*Your objective*.
Go through the records below line by line. Count the lines with "this" and give the count alone.

>> start Stored rows

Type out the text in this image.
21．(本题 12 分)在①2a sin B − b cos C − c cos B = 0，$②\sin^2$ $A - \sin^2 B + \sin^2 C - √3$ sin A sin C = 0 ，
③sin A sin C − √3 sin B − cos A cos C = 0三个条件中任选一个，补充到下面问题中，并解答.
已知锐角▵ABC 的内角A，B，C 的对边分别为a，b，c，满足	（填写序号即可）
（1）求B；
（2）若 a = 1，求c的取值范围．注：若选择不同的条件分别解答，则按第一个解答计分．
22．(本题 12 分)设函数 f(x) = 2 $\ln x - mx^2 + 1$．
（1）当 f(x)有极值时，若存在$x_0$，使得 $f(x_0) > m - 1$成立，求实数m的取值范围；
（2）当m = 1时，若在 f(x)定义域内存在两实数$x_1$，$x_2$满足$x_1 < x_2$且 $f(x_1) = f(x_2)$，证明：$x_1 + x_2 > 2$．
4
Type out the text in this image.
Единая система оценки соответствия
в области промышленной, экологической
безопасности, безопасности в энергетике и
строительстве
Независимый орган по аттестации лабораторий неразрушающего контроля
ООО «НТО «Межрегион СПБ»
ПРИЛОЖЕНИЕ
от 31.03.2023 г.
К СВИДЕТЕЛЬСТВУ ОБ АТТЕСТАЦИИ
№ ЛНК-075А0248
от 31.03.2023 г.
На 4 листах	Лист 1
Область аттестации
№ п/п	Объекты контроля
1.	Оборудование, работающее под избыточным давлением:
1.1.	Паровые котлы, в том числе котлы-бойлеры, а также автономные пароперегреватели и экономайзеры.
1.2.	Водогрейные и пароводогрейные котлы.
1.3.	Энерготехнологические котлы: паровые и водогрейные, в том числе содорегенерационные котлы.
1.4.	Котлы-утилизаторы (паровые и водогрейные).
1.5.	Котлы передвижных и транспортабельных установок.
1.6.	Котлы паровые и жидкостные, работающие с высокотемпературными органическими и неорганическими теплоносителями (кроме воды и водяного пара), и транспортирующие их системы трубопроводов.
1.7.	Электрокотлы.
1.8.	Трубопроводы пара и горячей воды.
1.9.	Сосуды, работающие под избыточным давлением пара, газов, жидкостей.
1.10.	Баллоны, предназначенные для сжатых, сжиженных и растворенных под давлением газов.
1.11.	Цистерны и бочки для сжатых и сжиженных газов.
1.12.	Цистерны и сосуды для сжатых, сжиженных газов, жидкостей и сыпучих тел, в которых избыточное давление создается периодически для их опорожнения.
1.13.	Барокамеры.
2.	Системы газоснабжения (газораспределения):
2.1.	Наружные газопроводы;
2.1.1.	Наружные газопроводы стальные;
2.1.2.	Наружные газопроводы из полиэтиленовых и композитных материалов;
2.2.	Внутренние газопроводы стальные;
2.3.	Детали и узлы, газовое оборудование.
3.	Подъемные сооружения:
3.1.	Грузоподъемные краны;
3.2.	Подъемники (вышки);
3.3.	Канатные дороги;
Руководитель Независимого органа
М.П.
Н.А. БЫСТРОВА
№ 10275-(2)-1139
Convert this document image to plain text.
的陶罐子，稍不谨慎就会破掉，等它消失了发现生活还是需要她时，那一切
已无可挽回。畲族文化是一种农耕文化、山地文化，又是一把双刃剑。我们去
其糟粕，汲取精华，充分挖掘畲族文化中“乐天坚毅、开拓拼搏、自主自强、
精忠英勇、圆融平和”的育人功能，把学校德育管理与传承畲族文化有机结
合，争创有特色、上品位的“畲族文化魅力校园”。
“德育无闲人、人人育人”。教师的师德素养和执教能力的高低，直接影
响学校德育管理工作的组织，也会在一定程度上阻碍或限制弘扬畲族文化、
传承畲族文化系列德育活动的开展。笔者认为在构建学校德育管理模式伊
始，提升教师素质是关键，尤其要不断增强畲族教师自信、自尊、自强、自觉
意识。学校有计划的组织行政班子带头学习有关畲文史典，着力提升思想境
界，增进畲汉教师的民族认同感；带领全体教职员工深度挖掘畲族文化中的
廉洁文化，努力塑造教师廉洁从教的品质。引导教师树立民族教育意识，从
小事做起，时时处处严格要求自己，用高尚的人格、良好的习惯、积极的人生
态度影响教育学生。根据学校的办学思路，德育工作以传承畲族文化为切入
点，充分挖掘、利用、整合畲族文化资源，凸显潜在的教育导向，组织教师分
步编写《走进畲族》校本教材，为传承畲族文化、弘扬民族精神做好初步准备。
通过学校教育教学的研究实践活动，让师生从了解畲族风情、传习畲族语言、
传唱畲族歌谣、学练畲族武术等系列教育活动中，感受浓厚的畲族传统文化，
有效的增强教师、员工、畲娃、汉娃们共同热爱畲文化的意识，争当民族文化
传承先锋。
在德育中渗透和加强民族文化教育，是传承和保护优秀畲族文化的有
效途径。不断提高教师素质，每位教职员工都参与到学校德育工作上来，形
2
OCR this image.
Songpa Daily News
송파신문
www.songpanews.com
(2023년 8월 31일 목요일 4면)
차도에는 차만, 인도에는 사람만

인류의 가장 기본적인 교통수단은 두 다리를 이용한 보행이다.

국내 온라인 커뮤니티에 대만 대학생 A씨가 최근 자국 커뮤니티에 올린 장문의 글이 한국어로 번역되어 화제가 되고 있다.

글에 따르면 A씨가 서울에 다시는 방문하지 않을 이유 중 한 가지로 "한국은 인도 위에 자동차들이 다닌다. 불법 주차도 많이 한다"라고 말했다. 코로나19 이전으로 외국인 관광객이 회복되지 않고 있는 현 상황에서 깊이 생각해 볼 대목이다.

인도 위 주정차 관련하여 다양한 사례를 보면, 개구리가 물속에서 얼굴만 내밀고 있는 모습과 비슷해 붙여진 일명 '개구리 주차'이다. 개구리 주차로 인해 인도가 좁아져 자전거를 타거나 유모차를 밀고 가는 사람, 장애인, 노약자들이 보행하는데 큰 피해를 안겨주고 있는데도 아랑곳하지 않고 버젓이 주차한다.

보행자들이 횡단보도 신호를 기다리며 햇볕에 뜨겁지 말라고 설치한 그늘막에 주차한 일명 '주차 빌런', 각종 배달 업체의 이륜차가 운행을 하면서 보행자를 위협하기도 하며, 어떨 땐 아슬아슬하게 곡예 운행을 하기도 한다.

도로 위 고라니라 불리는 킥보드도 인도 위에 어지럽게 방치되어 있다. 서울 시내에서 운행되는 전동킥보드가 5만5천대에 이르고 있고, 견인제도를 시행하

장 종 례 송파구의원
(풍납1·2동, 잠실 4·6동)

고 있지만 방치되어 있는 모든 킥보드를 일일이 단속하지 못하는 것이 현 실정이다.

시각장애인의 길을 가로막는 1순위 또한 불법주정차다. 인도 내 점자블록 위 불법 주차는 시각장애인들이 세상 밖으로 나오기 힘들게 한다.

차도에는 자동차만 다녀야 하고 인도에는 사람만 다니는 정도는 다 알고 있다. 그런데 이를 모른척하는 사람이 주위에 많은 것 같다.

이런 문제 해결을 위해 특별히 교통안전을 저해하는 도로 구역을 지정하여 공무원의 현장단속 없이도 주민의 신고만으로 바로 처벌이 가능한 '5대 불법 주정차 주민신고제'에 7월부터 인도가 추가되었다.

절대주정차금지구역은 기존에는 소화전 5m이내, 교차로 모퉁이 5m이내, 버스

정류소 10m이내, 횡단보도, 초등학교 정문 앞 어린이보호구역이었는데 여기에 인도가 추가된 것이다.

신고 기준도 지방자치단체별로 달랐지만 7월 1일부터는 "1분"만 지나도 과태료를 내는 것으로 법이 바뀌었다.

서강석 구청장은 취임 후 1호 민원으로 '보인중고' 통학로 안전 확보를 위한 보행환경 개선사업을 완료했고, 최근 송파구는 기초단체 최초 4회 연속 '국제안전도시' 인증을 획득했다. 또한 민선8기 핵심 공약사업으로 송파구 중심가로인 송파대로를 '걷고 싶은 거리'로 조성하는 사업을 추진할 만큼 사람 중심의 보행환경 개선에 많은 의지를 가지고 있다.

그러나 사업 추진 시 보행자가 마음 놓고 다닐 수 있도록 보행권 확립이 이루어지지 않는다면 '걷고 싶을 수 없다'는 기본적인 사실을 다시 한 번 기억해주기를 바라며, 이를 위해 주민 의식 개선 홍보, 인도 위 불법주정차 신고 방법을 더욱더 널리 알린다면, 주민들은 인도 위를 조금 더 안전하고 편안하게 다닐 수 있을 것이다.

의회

>> end Stored rows

*Answer for the task*.
4